=== What you have to do ===
Copy each line below in which the string "weiß" occurs.

Data records:
(begin)

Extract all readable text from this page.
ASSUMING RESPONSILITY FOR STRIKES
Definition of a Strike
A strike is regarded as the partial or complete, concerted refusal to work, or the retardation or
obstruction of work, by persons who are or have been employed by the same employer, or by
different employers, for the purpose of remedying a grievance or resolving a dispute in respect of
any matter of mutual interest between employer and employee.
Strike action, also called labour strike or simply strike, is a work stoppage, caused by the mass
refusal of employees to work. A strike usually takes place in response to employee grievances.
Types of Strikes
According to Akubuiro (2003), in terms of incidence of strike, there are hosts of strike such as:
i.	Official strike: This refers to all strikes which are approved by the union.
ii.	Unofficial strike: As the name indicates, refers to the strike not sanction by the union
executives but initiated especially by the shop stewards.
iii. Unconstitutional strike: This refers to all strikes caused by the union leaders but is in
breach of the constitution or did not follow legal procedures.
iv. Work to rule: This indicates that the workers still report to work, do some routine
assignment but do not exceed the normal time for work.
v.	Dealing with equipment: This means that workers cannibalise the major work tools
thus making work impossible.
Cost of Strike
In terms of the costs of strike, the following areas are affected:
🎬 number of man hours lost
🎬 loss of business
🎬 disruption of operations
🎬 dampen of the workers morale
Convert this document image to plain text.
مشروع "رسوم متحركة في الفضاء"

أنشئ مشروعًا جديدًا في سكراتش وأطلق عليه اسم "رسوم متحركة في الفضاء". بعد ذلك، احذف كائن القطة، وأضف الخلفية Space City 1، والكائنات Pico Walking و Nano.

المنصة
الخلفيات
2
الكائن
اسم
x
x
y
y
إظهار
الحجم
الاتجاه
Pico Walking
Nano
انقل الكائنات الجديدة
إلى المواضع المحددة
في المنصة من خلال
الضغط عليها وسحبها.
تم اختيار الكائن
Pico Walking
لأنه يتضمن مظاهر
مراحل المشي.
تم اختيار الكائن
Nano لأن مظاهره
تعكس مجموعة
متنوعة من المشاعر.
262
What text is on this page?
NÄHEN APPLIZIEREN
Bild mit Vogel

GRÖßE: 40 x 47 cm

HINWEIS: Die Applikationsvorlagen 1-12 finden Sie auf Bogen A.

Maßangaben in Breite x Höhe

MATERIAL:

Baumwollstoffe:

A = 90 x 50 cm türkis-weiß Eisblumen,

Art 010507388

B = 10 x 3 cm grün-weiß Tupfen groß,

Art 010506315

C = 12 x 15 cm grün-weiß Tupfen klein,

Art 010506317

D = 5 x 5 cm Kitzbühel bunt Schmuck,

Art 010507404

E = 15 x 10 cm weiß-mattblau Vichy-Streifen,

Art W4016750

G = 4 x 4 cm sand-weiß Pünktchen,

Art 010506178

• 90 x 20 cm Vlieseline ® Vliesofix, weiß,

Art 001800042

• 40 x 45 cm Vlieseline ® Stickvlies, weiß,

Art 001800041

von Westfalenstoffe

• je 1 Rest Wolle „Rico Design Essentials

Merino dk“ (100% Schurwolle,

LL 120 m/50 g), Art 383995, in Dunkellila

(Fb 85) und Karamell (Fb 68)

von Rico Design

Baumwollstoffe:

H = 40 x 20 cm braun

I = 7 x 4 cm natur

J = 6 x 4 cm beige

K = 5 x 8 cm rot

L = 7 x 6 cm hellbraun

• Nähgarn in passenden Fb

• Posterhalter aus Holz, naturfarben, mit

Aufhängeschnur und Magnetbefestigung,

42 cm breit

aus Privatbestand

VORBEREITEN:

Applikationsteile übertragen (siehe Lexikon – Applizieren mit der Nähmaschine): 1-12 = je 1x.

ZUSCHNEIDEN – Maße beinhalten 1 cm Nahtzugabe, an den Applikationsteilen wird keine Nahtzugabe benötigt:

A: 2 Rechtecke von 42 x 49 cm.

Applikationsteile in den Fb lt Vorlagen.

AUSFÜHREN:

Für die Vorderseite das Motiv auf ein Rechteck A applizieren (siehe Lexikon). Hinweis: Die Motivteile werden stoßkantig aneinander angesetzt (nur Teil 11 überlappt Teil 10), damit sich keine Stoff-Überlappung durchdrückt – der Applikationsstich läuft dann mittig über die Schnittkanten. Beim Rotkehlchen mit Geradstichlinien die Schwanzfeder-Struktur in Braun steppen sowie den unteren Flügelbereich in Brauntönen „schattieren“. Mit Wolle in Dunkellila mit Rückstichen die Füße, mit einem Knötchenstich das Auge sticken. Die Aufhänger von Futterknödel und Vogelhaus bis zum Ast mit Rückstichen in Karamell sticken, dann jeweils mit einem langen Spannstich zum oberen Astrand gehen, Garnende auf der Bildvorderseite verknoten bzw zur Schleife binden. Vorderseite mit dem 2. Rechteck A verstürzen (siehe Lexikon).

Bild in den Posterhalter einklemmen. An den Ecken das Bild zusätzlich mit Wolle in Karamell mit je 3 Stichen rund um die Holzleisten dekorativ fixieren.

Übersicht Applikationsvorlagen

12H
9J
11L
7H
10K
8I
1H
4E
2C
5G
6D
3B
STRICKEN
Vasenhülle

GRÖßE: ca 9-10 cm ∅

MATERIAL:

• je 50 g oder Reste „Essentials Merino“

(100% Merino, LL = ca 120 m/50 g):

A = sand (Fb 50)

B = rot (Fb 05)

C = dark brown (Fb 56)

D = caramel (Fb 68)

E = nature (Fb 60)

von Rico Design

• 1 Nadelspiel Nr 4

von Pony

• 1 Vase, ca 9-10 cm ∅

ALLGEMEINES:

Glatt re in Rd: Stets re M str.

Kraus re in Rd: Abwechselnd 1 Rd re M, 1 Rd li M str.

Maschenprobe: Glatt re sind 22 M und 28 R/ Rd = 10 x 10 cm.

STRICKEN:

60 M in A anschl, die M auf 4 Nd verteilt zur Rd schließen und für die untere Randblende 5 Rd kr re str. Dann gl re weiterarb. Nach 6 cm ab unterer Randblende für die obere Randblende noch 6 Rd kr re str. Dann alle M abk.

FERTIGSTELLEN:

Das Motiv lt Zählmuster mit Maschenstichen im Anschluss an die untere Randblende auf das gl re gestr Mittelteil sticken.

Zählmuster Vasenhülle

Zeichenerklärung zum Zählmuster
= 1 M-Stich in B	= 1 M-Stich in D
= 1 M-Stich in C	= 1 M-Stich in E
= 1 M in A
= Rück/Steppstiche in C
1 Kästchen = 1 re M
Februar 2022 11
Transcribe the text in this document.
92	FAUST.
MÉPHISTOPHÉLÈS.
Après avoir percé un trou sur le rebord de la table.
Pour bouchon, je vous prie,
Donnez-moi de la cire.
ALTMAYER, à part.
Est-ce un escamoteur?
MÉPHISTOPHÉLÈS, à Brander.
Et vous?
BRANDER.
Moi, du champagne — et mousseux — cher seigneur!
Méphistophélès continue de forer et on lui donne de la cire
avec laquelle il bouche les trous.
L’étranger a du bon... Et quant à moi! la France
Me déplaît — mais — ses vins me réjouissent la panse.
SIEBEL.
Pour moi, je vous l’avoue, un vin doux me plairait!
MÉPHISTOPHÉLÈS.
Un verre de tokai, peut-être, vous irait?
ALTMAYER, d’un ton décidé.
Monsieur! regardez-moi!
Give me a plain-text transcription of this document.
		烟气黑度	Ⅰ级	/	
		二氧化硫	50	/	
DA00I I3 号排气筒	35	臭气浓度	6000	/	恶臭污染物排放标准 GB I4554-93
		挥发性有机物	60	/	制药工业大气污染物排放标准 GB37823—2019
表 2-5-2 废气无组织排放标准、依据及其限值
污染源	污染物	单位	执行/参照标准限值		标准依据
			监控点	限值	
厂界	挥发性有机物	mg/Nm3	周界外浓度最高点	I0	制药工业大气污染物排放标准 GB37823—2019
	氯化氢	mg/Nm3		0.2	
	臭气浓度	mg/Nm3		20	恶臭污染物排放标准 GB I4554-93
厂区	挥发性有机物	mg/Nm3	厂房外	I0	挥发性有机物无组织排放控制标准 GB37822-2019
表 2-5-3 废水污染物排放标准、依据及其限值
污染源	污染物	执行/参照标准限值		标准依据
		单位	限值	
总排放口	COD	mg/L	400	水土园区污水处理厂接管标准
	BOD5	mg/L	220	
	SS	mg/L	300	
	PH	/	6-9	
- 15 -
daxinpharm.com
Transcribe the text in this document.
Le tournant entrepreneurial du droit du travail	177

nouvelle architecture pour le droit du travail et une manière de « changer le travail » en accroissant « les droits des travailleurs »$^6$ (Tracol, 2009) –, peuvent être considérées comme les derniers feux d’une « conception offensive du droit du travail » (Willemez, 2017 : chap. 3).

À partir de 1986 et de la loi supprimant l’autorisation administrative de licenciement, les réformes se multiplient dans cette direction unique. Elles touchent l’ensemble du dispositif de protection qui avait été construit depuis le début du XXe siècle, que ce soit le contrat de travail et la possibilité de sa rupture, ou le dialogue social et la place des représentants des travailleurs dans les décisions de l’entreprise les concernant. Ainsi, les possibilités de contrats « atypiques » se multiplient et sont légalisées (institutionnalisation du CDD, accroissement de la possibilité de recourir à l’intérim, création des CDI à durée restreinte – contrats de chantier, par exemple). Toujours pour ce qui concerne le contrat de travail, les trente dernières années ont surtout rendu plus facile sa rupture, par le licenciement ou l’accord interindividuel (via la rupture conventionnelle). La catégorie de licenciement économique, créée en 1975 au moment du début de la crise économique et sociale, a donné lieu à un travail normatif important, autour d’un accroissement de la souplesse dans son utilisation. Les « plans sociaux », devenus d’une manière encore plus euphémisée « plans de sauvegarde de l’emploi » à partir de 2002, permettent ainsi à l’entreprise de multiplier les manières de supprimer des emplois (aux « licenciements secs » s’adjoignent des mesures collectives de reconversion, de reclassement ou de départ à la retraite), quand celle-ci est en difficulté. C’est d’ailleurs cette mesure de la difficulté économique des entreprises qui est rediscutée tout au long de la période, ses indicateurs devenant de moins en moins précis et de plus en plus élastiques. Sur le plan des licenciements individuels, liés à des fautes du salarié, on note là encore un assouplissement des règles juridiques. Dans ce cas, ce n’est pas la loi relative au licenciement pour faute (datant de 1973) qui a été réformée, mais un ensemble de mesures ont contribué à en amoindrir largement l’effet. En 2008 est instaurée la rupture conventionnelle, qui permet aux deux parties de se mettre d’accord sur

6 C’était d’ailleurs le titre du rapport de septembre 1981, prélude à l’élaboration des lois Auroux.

(end)

=== Correct result ===
A = 90 x 50 cm türkis-weiß Eisblumen,
B = 10 x 3 cm grün-weiß Tupfen groß,
C = 12 x 15 cm grün-weiß Tupfen klein,
E = 15 x 10 cm weiß-mattblau Vichy-Streifen,
G = 4 x 4 cm sand-weiß Pünktchen,
• 90 x 20 cm Vlieseline ® Vliesofix, weiß,
• 40 x 45 cm Vlieseline ® Stickvlies, weiß,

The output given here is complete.